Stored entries

========================

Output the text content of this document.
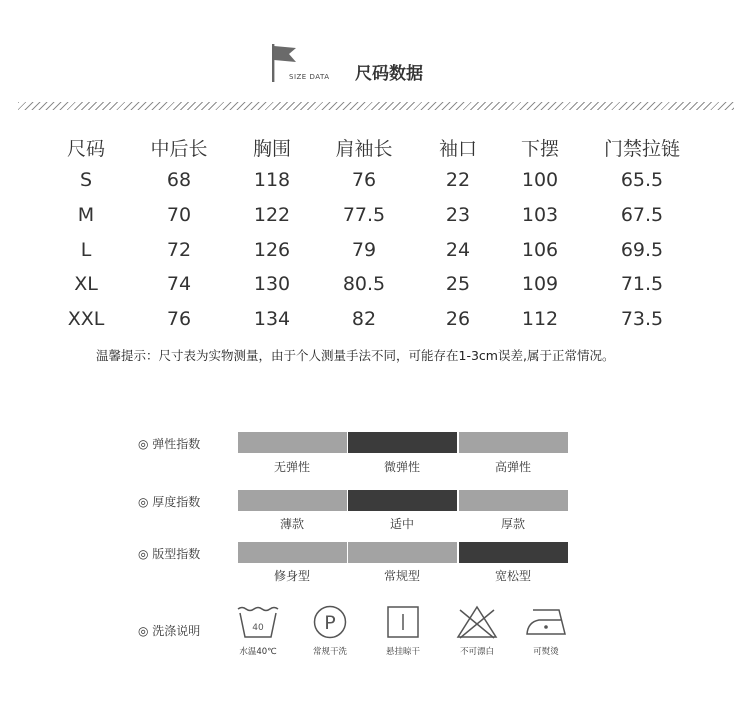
SIZE DATA 尺码数据
尺码 中后长 胸围 肩袖长 袖口 下摆 门禁拉链
S	68	118	76	22	100	65.5
M	70	122	77.5	23	103	67.5
L	72	126	79	24	106	69.5
XL	74	130	80.5	25	109	71.5
XXL	76	134	82	26	112	73.5
温馨提示：尺寸表为实物测量，由于个人测量手法不同，可能存在1-3cm误差,属于正常情况。
◎ 弹性指数
无弹性	微弹性	高弹性
◎ 厚度指数
薄款	适中	厚款
◎ 版型指数
修身型	常规型	宽松型
◎ 洗涤说明	40
水温40℃
P
常规干洗	悬挂晾干	不可漂白	可熨烫
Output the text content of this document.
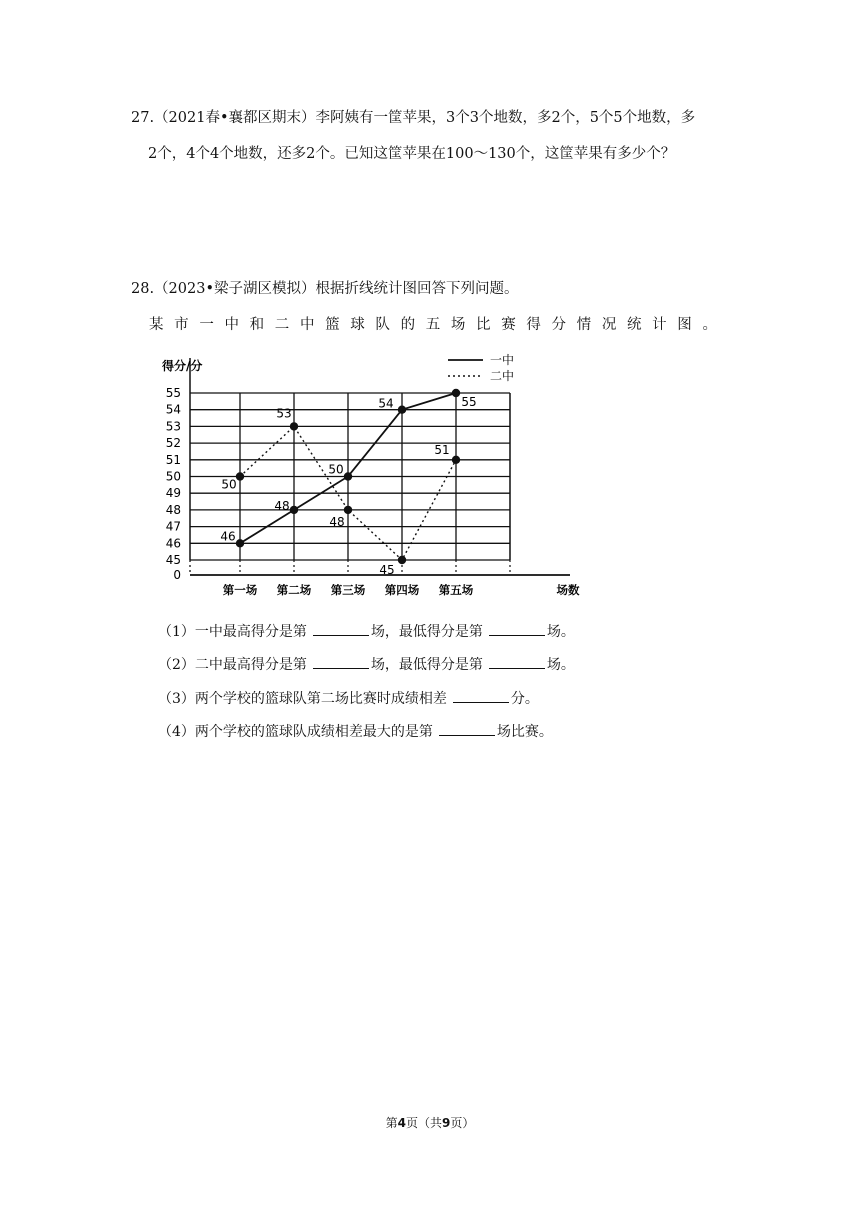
27.（2021春•襄都区期末）李阿姨有一筐苹果，3个3个地数，多2个，5个5个地数，多
2个，4个4个地数，还多2个。已知这筐苹果在100～130个，这筐苹果有多少个？
28.（2023•梁子湖区模拟）根据折线统计图回答下列问题。
某 市 一 中 和 二 中 篮 球 队 的 五 场 比 赛 得 分 情 况 统 计 图 。
得分/分
0
45
46
47
48
49
50
51
52
53
54
55
第一场 第二场 第三场 第四场 第五场	场数
46
48
50
54	55
50
53
48
45
51
一中
二中
（1）一中最高得分是第	场，最低得分是第	场。
（2）二中最高得分是第	场，最低得分是第	场。
（3）两个学校的篮球队第二场比赛时成绩相差	分。
（4）两个学校的篮球队成绩相差最大的是第	场比赛。
第4页（共9页）
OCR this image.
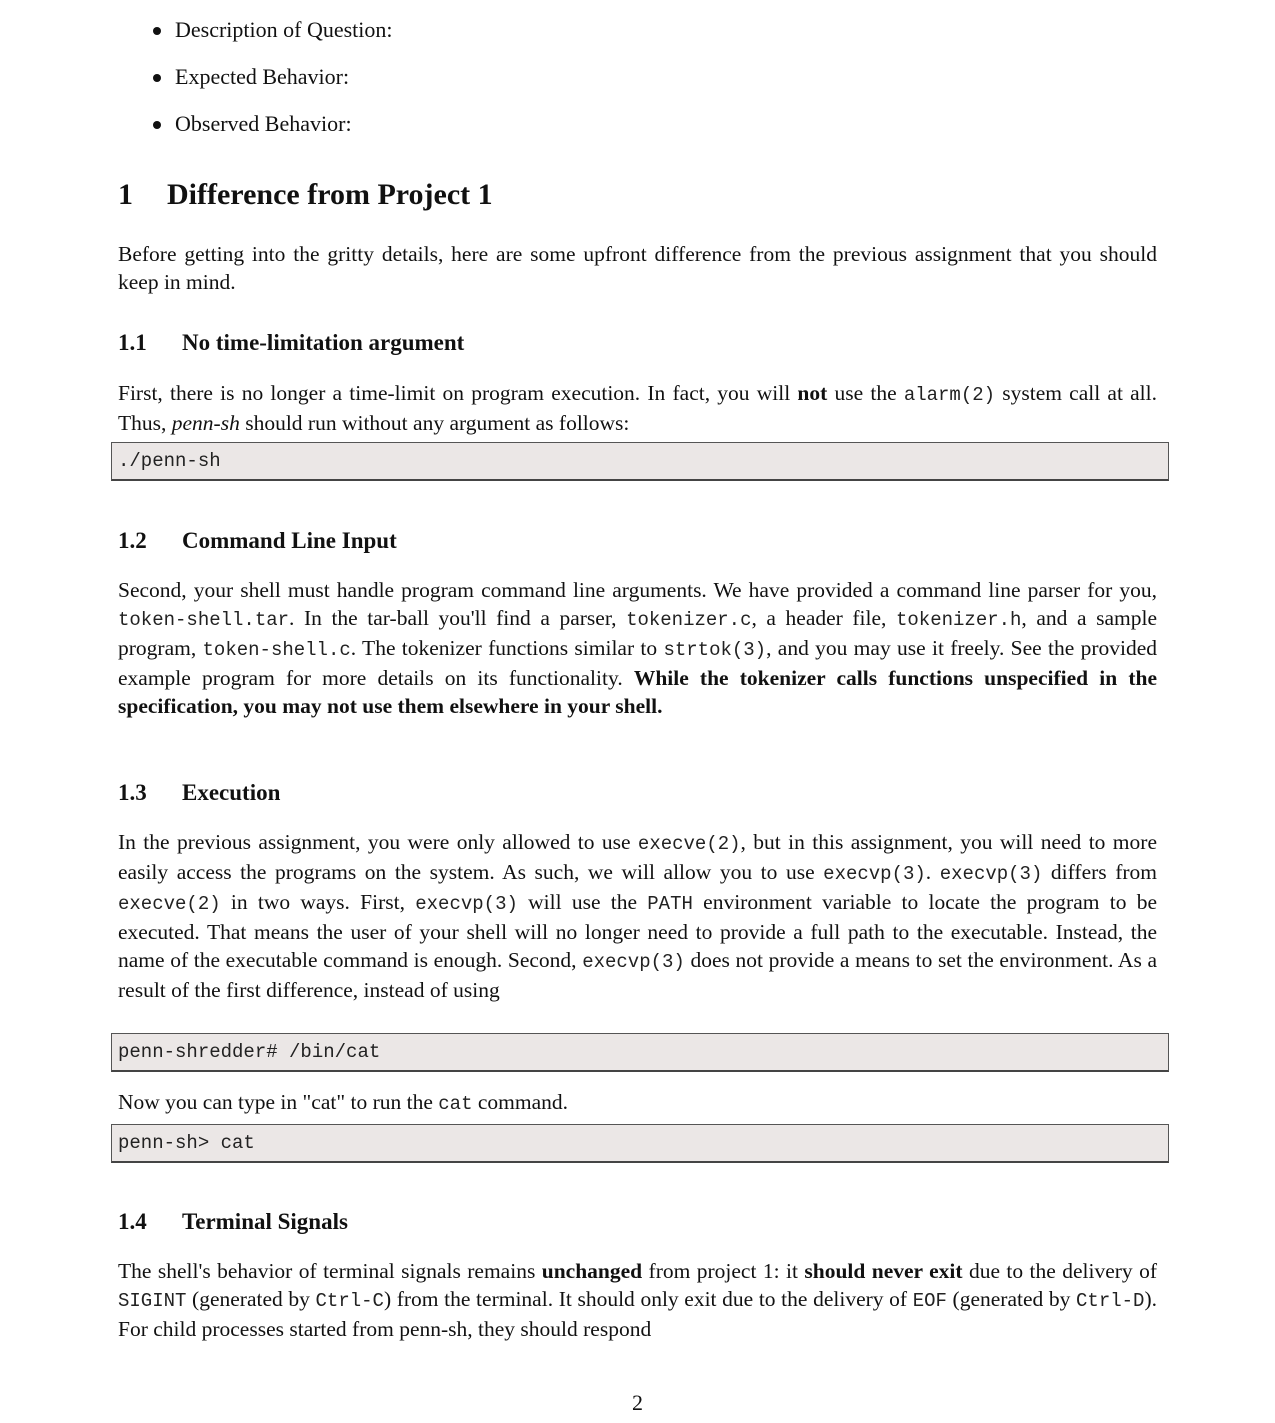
Description of Question:
Expected Behavior:
Observed Behavior:
1 Difference from Project 1
Before getting into the gritty details, here are some upfront difference from the previous assignment that you should keep in mind.
1.1 No time-limitation argument
First, there is no longer a time-limit on program execution. In fact, you will not use the alarm(2) system call at all. Thus, penn-sh should run without any argument as follows:
./penn-sh
1.2 Command Line Input
Second, your shell must handle program command line arguments. We have provided a command line parser for you, token-shell.tar. In the tar-ball you'll find a parser, tokenizer.c, a header file, tokenizer.h, and a sample program, token-shell.c. The tokenizer functions similar to strtok(3), and you may use it freely. See the provided example program for more details on its functionality. While the tokenizer calls functions unspecified in the specification, you may not use them elsewhere in your shell.
1.3 Execution
In the previous assignment, you were only allowed to use execve(2), but in this assignment, you will need to more easily access the programs on the system. As such, we will allow you to use execvp(3). execvp(3) differs from execve(2) in two ways. First, execvp(3) will use the PATH environment variable to locate the program to be executed. That means the user of your shell will no longer need to provide a full path to the executable. Instead, the name of the executable command is enough. Second, execvp(3) does not provide a means to set the environment. As a result of the first difference, instead of using
penn-shredder# /bin/cat
Now you can type in "cat" to run the cat command.
penn-sh> cat
1.4 Terminal Signals
The shell's behavior of terminal signals remains unchanged from project 1: it should never exit due to the delivery of SIGINT (generated by Ctrl-C) from the terminal. It should only exit due to the delivery of EOF (generated by Ctrl-D). For child processes started from penn-sh, they should respond
2
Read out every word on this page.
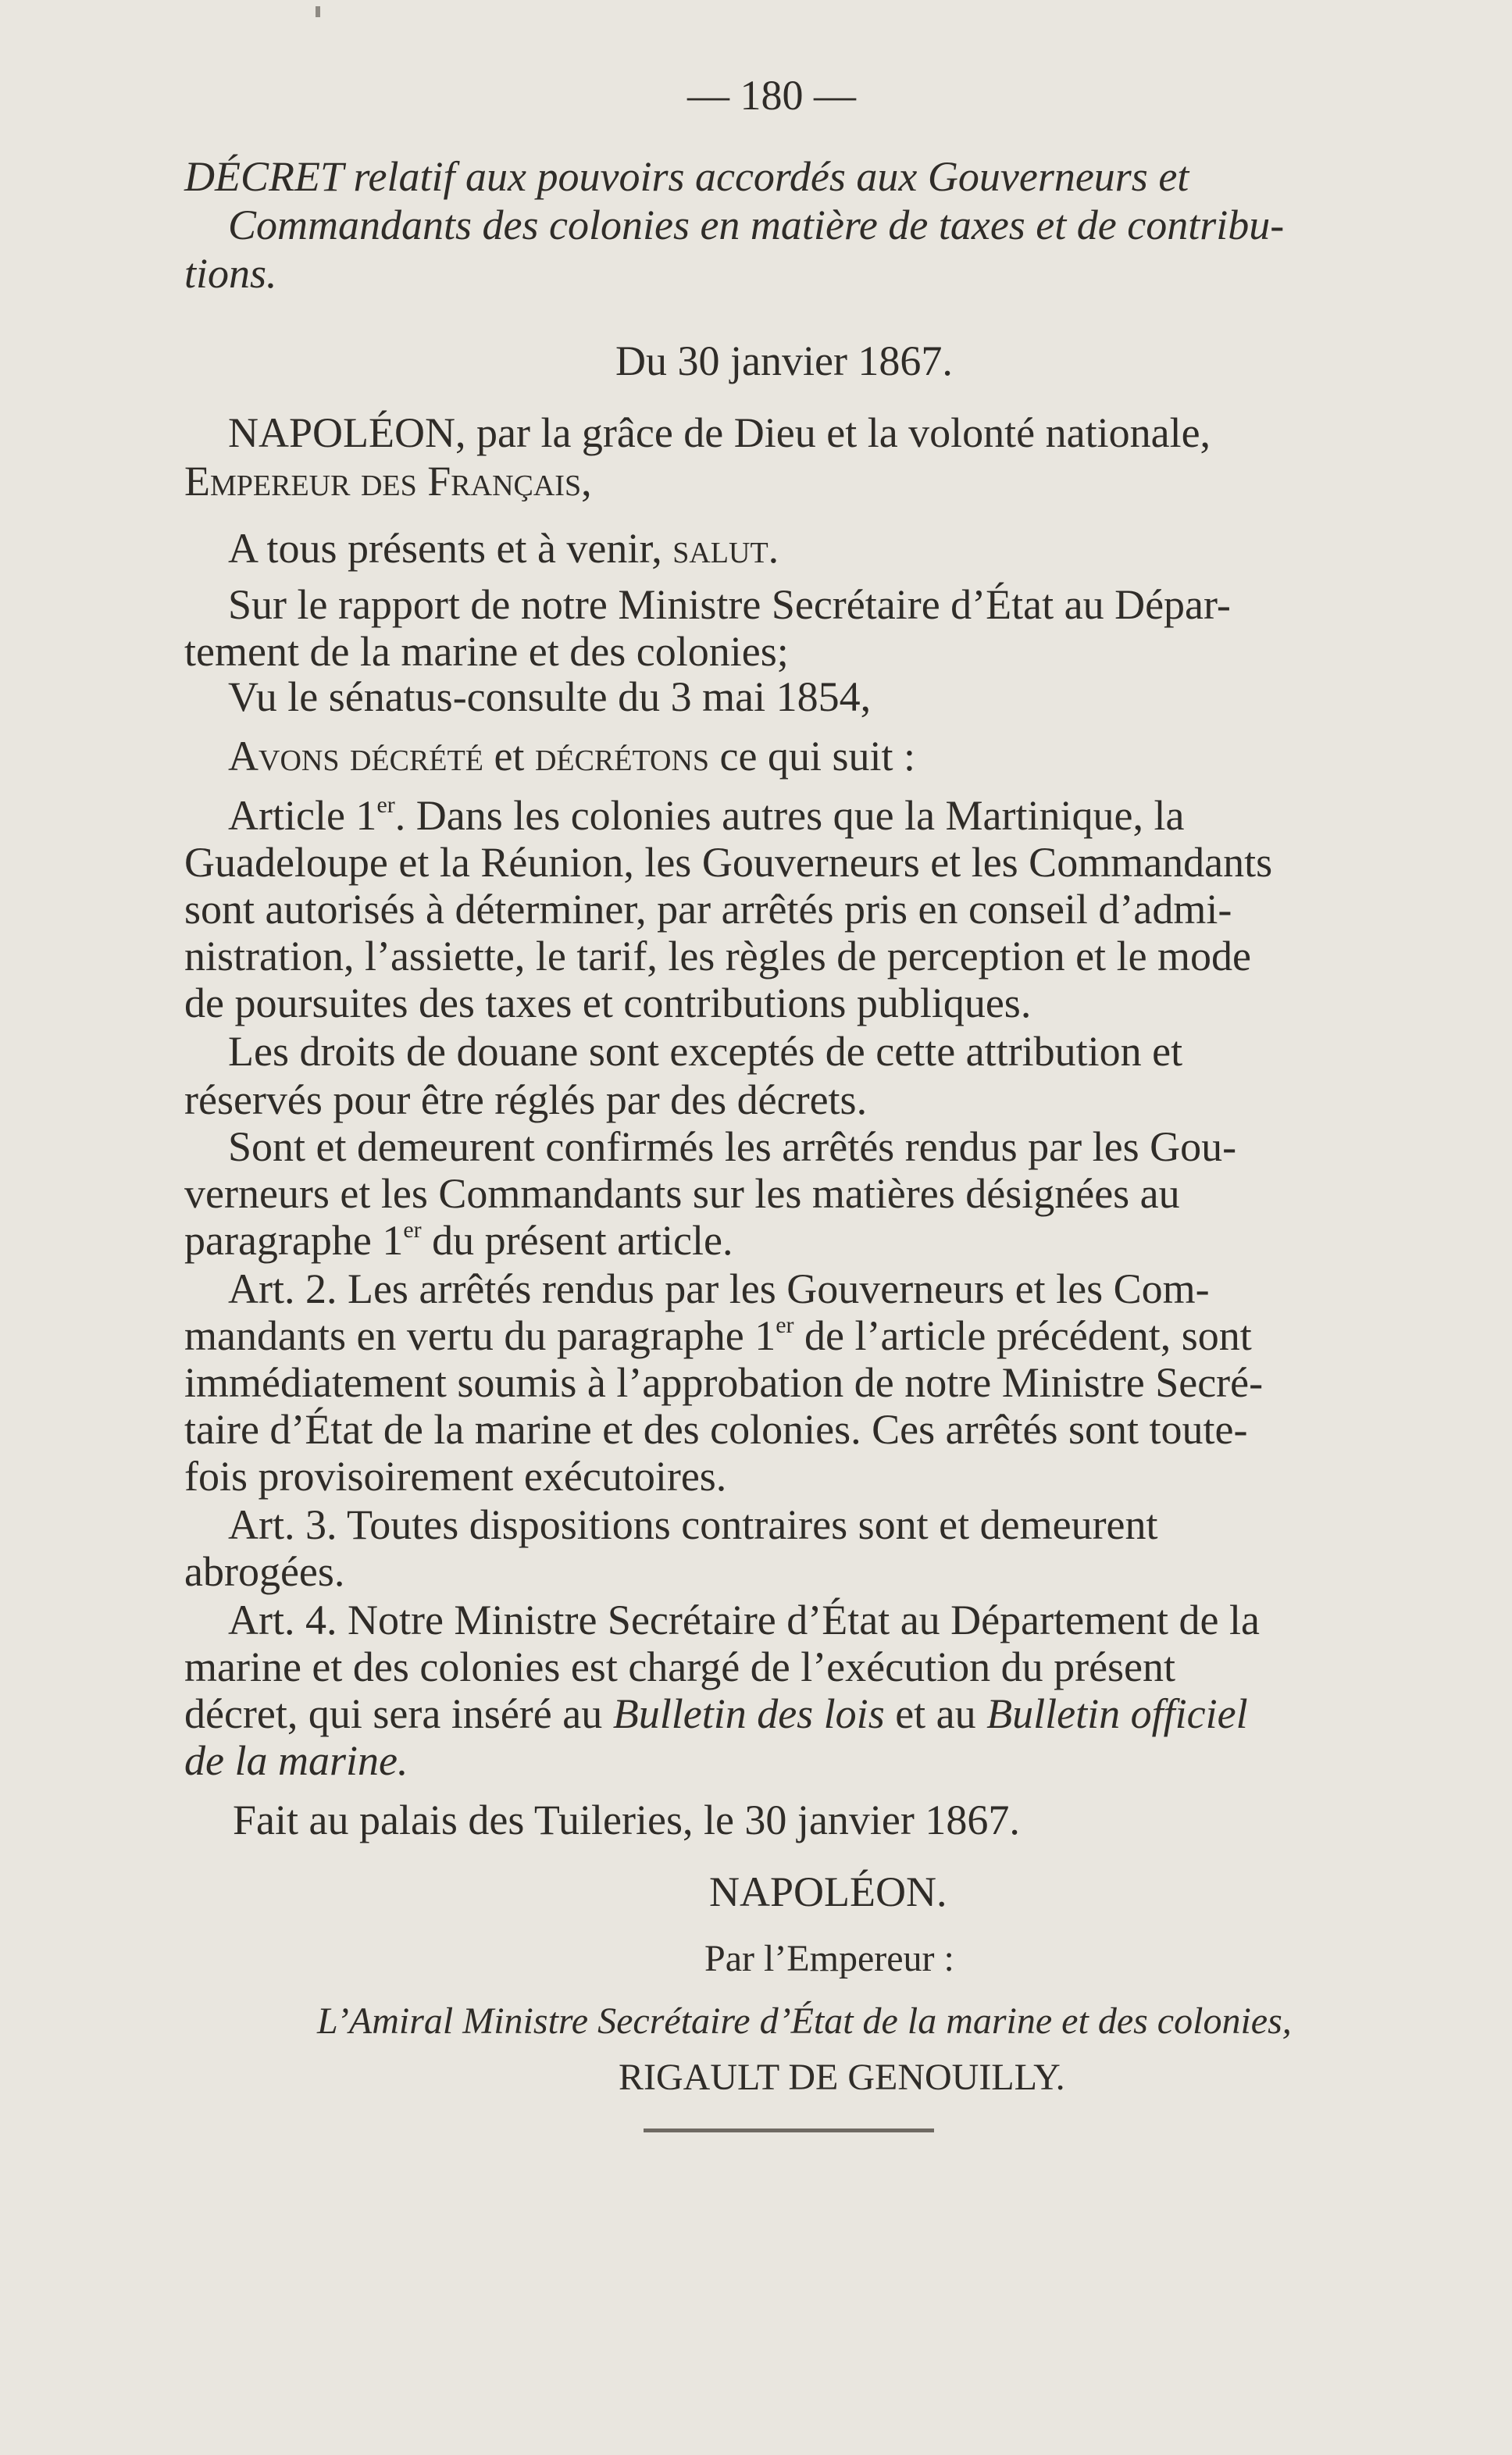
— 180 —
DÉCRET relatif aux pouvoirs accordés aux Gouverneurs et
Commandants des colonies en matière de taxes et de contribu-
tions.
Du 30 janvier 1867.
NAPOLÉON, par la grâce de Dieu et la volonté nationale,
Empereur des Français,
A tous présents et à venir, salut.
Sur le rapport de notre Ministre Secrétaire d’État au Dépar-
tement de la marine et des colonies;
Vu le sénatus-consulte du 3 mai 1854,
Avons décrété et décrétons ce qui suit :
Article 1er. Dans les colonies autres que la Martinique, la
Guadeloupe et la Réunion, les Gouverneurs et les Commandants
sont autorisés à déterminer, par arrêtés pris en conseil d’admi-
nistration, l’assiette, le tarif, les règles de perception et le mode
de poursuites des taxes et contributions publiques.
Les droits de douane sont exceptés de cette attribution et
réservés pour être réglés par des décrets.
Sont et demeurent confirmés les arrêtés rendus par les Gou-
verneurs et les Commandants sur les matières désignées au
paragraphe 1er du présent article.
Art. 2. Les arrêtés rendus par les Gouverneurs et les Com-
mandants en vertu du paragraphe 1er de l’article précédent, sont
immédiatement soumis à l’approbation de notre Ministre Secré-
taire d’État de la marine et des colonies. Ces arrêtés sont toute-
fois provisoirement exécutoires.
Art. 3. Toutes dispositions contraires sont et demeurent
abrogées.
Art. 4. Notre Ministre Secrétaire d’État au Département de la
marine et des colonies est chargé de l’exécution du présent
décret, qui sera inséré au Bulletin des lois et au Bulletin officiel
de la marine.
Fait au palais des Tuileries, le 30 janvier 1867.
NAPOLÉON.
Par l’Empereur :
L’Amiral Ministre Secrétaire d’État de la marine et des colonies,
RIGAULT DE GENOUILLY.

========================

What you need to do:
Quote every line word for word and keep the images out of the copy.

Answer to the problem:
Output the text content of this document.
SIZE DATA 尺码数据
尺码 中后长 胸围 肩袖长 袖口 下摆 门禁拉链
S	68	118	76	22	100	65.5
M	70	122	77.5	23	103	67.5
L	72	126	79	24	106	69.5
XL	74	130	80.5	25	109	71.5
XXL	76	134	82	26	112	73.5
温馨提示：尺寸表为实物测量，由于个人测量手法不同，可能存在1-3cm误差,属于正常情况。
◎ 弹性指数
无弹性	微弹性	高弹性
◎ 厚度指数
薄款	适中	厚款
◎ 版型指数
修身型	常规型	宽松型
◎ 洗涤说明	40
水温40℃
P
常规干洗	悬挂晾干	不可漂白	可熨烫
Output the text content of this document.
27.（2021春•襄都区期末）李阿姨有一筐苹果，3个3个地数，多2个，5个5个地数，多
2个，4个4个地数，还多2个。已知这筐苹果在100～130个，这筐苹果有多少个？
28.（2023•梁子湖区模拟）根据折线统计图回答下列问题。
某 市 一 中 和 二 中 篮 球 队 的 五 场 比 赛 得 分 情 况 统 计 图 。
得分/分
0
45
46
47
48
49
50
51
52
53
54
55
第一场 第二场 第三场 第四场 第五场	场数
46
48
50
54	55
50
53
48
45
51
一中
二中
（1）一中最高得分是第	场，最低得分是第	场。
（2）二中最高得分是第	场，最低得分是第	场。
（3）两个学校的篮球队第二场比赛时成绩相差	分。
（4）两个学校的篮球队成绩相差最大的是第	场比赛。
第4页（共9页）
OCR this image.
Description of Question:
Expected Behavior:
Observed Behavior:
1 Difference from Project 1
Before getting into the gritty details, here are some upfront difference from the previous assignment that you should keep in mind.
1.1 No time-limitation argument
First, there is no longer a time-limit on program execution. In fact, you will not use the alarm(2) system call at all. Thus, penn-sh should run without any argument as follows:
./penn-sh
1.2 Command Line Input
Second, your shell must handle program command line arguments. We have provided a command line parser for you, token-shell.tar. In the tar-ball you'll find a parser, tokenizer.c, a header file, tokenizer.h, and a sample program, token-shell.c. The tokenizer functions similar to strtok(3), and you may use it freely. See the provided example program for more details on its functionality. While the tokenizer calls functions unspecified in the specification, you may not use them elsewhere in your shell.
1.3 Execution
In the previous assignment, you were only allowed to use execve(2), but in this assignment, you will need to more easily access the programs on the system. As such, we will allow you to use execvp(3). execvp(3) differs from execve(2) in two ways. First, execvp(3) will use the PATH environment variable to locate the program to be executed. That means the user of your shell will no longer need to provide a full path to the executable. Instead, the name of the executable command is enough. Second, execvp(3) does not provide a means to set the environment. As a result of the first difference, instead of using
penn-shredder# /bin/cat
Now you can type in "cat" to run the cat command.
penn-sh> cat
1.4 Terminal Signals
The shell's behavior of terminal signals remains unchanged from project 1: it should never exit due to the delivery of SIGINT (generated by Ctrl-C) from the terminal. It should only exit due to the delivery of EOF (generated by Ctrl-D). For child processes started from penn-sh, they should respond
2
Read out every word on this page.
— 180 —
DÉCRET relatif aux pouvoirs accordés aux Gouverneurs et
Commandants des colonies en matière de taxes et de contribu-
tions.
Du 30 janvier 1867.
NAPOLÉON, par la grâce de Dieu et la volonté nationale,
Empereur des Français,
A tous présents et à venir, salut.
Sur le rapport de notre Ministre Secrétaire d’État au Dépar-
tement de la marine et des colonies;
Vu le sénatus-consulte du 3 mai 1854,
Avons décrété et décrétons ce qui suit :
Article 1er. Dans les colonies autres que la Martinique, la
Guadeloupe et la Réunion, les Gouverneurs et les Commandants
sont autorisés à déterminer, par arrêtés pris en conseil d’admi-
nistration, l’assiette, le tarif, les règles de perception et le mode
de poursuites des taxes et contributions publiques.
Les droits de douane sont exceptés de cette attribution et
réservés pour être réglés par des décrets.
Sont et demeurent confirmés les arrêtés rendus par les Gou-
verneurs et les Commandants sur les matières désignées au
paragraphe 1er du présent article.
Art. 2. Les arrêtés rendus par les Gouverneurs et les Com-
mandants en vertu du paragraphe 1er de l’article précédent, sont
immédiatement soumis à l’approbation de notre Ministre Secré-
taire d’État de la marine et des colonies. Ces arrêtés sont toute-
fois provisoirement exécutoires.
Art. 3. Toutes dispositions contraires sont et demeurent
abrogées.
Art. 4. Notre Ministre Secrétaire d’État au Département de la
marine et des colonies est chargé de l’exécution du présent
décret, qui sera inséré au Bulletin des lois et au Bulletin officiel
de la marine.
Fait au palais des Tuileries, le 30 janvier 1867.
NAPOLÉON.
Par l’Empereur :
L’Amiral Ministre Secrétaire d’État de la marine et des colonies,
RIGAULT DE GENOUILLY.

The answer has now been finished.